Task requirements → Pull each line holding the word "What" from the data.

□ □ □ □ □ □ □

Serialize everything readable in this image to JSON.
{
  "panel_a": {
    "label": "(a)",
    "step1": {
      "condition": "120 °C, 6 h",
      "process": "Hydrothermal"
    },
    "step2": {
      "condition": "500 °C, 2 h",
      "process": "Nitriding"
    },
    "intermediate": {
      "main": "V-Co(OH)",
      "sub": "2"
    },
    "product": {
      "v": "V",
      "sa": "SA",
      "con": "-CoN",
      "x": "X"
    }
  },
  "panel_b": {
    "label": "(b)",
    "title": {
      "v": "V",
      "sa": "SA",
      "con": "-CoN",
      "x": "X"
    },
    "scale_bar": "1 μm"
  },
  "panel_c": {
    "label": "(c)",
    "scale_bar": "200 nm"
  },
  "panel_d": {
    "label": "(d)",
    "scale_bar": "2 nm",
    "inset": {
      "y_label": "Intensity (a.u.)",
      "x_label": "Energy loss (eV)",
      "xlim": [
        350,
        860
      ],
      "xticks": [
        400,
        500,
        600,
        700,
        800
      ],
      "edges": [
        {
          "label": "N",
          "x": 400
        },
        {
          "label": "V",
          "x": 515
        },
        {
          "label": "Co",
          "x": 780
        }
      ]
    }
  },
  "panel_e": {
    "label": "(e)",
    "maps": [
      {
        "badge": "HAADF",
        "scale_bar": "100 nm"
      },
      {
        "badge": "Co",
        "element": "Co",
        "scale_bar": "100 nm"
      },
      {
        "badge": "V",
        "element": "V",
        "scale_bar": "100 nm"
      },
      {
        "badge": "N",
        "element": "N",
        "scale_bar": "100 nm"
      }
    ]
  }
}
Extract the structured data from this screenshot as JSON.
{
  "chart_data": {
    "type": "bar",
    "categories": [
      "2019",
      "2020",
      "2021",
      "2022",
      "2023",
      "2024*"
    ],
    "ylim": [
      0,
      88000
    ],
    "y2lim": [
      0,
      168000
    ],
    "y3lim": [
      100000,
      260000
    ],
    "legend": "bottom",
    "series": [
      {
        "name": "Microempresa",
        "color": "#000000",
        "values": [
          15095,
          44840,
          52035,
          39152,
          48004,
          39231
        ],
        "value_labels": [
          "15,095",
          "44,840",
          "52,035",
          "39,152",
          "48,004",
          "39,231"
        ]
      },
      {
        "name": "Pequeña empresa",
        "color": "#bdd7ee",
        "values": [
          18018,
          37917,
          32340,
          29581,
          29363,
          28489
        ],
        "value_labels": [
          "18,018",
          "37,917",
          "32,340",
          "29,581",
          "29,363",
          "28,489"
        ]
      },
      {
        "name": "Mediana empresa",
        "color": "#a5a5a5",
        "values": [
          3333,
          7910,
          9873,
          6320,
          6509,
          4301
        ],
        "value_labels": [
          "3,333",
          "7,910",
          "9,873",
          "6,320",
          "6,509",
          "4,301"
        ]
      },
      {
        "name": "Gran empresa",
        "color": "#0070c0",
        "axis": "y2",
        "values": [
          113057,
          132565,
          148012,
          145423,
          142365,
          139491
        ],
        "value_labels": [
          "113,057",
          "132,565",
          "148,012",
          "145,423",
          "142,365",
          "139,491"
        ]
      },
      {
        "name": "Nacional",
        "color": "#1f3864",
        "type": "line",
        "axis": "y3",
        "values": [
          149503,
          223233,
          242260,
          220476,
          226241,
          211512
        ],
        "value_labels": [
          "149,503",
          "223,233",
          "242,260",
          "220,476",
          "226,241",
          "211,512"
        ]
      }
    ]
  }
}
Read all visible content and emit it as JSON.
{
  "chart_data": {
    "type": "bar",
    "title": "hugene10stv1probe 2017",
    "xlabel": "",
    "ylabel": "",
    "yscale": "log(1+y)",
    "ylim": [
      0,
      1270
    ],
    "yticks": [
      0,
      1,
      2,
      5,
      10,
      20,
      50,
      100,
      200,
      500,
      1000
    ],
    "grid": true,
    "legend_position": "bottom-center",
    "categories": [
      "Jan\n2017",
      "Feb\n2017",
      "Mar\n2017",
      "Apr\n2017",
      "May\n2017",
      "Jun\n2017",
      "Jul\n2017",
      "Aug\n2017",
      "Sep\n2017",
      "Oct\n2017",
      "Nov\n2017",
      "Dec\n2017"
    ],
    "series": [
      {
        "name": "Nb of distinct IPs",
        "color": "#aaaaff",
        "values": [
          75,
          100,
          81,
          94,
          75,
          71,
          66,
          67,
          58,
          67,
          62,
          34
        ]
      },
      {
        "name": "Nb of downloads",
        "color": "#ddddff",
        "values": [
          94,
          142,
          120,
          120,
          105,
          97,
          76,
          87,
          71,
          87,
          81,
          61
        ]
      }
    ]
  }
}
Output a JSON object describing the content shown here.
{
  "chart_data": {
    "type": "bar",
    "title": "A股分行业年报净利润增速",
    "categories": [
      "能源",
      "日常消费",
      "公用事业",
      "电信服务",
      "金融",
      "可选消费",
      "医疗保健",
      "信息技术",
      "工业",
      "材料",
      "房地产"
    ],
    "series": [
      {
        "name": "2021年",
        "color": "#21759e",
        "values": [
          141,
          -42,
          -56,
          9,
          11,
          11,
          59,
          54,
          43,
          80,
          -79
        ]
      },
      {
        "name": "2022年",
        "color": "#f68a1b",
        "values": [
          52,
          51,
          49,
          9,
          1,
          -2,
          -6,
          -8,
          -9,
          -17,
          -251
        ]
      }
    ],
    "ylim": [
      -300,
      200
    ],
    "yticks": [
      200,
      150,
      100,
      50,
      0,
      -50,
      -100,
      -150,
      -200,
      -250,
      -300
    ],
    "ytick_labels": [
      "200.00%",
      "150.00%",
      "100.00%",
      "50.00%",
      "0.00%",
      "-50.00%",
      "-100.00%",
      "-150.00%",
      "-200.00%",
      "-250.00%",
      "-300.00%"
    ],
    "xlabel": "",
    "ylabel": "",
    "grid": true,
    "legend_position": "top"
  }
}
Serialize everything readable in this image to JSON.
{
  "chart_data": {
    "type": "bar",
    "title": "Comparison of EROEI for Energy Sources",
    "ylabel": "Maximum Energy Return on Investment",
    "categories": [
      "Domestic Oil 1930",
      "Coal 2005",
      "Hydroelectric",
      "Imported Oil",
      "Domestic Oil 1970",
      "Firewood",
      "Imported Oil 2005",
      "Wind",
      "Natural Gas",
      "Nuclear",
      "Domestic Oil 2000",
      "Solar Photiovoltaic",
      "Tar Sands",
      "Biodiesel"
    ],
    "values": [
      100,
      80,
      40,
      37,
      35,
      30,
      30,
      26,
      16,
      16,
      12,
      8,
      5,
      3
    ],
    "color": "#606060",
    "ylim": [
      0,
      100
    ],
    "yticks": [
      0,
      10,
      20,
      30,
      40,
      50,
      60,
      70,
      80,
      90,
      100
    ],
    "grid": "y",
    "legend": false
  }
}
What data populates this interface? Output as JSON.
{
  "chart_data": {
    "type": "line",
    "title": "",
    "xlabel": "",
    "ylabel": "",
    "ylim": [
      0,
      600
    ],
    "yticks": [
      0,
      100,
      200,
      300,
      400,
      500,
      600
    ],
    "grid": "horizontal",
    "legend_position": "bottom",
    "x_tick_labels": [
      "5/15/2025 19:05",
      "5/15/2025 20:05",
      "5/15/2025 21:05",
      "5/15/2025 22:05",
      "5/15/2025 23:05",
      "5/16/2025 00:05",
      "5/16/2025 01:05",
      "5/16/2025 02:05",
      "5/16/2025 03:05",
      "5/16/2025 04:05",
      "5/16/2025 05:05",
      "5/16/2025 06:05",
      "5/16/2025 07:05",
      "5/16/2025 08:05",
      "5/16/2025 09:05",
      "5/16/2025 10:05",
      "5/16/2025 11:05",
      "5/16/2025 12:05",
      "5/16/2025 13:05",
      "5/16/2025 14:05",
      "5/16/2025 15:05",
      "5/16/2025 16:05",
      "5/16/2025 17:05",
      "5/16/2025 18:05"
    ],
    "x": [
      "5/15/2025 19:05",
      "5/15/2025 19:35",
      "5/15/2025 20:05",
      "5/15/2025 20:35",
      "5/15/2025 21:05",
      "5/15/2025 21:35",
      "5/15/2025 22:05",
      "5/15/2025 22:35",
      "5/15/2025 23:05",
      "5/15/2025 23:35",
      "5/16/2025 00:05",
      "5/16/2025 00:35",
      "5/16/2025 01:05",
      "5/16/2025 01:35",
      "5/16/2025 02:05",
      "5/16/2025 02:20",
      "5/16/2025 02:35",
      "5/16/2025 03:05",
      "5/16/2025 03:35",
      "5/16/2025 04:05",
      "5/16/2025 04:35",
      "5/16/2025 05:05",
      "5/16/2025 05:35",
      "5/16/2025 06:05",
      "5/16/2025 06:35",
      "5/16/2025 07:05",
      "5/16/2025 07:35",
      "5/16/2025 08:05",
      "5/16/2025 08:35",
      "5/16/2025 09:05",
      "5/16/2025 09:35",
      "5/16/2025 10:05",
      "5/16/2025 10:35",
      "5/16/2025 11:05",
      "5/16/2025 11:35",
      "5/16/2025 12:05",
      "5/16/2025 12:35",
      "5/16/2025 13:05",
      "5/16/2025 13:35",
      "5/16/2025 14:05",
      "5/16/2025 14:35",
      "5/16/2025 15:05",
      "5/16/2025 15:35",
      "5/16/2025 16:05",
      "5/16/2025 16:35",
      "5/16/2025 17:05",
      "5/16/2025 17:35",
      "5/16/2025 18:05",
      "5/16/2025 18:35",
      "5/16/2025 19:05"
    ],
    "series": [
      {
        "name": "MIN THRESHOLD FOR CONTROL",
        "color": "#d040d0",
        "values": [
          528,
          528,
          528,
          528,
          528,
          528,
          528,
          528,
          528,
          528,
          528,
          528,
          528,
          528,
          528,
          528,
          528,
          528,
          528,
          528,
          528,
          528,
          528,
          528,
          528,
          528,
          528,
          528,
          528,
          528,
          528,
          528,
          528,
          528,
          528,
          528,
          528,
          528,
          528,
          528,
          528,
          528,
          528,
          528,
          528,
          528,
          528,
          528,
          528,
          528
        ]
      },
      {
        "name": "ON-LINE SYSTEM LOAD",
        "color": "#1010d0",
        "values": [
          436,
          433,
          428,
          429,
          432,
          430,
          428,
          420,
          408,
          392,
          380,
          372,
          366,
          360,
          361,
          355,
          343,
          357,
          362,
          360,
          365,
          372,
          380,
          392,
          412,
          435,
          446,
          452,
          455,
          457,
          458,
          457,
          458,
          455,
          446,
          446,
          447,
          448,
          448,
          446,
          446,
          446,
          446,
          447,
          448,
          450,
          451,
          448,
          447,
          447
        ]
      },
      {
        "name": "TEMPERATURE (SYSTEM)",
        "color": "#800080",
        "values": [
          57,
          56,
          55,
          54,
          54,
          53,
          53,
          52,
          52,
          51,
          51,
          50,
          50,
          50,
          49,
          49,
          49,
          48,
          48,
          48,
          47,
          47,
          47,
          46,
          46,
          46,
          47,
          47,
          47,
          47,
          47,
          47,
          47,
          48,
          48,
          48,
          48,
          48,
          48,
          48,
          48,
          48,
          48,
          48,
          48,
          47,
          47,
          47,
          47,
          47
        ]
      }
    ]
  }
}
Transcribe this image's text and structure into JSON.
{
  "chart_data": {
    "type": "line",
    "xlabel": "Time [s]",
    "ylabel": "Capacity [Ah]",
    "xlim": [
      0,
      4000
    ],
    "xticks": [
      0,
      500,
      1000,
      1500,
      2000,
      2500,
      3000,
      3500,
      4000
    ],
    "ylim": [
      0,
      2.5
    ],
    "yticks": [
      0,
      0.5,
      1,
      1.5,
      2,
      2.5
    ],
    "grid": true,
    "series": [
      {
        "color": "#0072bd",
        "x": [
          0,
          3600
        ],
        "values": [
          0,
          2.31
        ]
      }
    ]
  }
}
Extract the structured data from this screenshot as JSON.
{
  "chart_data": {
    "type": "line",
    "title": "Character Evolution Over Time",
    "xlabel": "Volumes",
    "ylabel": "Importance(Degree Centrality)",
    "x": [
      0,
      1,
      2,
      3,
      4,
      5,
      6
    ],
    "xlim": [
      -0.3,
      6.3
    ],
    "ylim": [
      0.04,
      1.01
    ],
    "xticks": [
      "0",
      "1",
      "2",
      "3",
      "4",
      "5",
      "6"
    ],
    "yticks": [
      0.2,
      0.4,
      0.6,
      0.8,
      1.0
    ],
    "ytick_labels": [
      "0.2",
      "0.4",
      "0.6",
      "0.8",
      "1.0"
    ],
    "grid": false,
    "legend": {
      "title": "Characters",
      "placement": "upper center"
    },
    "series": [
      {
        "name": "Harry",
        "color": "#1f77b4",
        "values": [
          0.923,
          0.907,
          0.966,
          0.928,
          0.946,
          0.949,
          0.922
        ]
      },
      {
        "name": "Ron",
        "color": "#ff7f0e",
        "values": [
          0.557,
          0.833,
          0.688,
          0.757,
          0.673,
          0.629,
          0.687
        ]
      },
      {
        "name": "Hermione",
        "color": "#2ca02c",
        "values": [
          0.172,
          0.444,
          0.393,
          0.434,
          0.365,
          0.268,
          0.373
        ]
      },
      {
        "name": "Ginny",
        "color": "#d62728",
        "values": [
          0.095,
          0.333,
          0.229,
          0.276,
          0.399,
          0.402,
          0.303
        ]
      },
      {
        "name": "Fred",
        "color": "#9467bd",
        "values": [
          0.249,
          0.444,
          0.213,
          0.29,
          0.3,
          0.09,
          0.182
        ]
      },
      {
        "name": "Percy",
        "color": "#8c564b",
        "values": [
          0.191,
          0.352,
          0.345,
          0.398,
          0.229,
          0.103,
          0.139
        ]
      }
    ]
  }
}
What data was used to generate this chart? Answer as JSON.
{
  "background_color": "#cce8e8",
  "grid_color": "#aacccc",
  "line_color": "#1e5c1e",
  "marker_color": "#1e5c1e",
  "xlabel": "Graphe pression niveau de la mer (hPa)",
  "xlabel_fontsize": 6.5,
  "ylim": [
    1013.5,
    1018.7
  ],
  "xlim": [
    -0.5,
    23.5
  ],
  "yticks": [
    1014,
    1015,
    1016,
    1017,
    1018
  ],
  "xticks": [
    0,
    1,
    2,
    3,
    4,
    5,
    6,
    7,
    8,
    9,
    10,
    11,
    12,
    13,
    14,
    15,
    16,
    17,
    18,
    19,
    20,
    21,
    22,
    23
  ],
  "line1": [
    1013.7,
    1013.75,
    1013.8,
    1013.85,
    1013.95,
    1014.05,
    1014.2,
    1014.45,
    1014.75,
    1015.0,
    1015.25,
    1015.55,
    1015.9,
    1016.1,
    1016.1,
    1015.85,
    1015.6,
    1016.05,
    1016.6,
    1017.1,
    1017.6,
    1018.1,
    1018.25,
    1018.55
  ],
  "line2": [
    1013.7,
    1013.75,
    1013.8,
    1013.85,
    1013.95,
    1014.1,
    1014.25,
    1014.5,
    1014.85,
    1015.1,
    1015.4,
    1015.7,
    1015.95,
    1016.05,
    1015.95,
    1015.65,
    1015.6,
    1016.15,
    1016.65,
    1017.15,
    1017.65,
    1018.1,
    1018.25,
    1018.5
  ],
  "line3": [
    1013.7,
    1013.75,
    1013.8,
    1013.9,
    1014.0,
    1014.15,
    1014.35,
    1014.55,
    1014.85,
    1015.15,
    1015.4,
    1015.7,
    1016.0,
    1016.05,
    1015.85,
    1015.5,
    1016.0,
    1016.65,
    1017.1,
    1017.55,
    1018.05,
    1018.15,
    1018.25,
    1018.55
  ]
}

□ □ □ □ □ □ □

The result →
What data populates this interface? Output as JSON.
What data was used to generate this chart? Answer as JSON.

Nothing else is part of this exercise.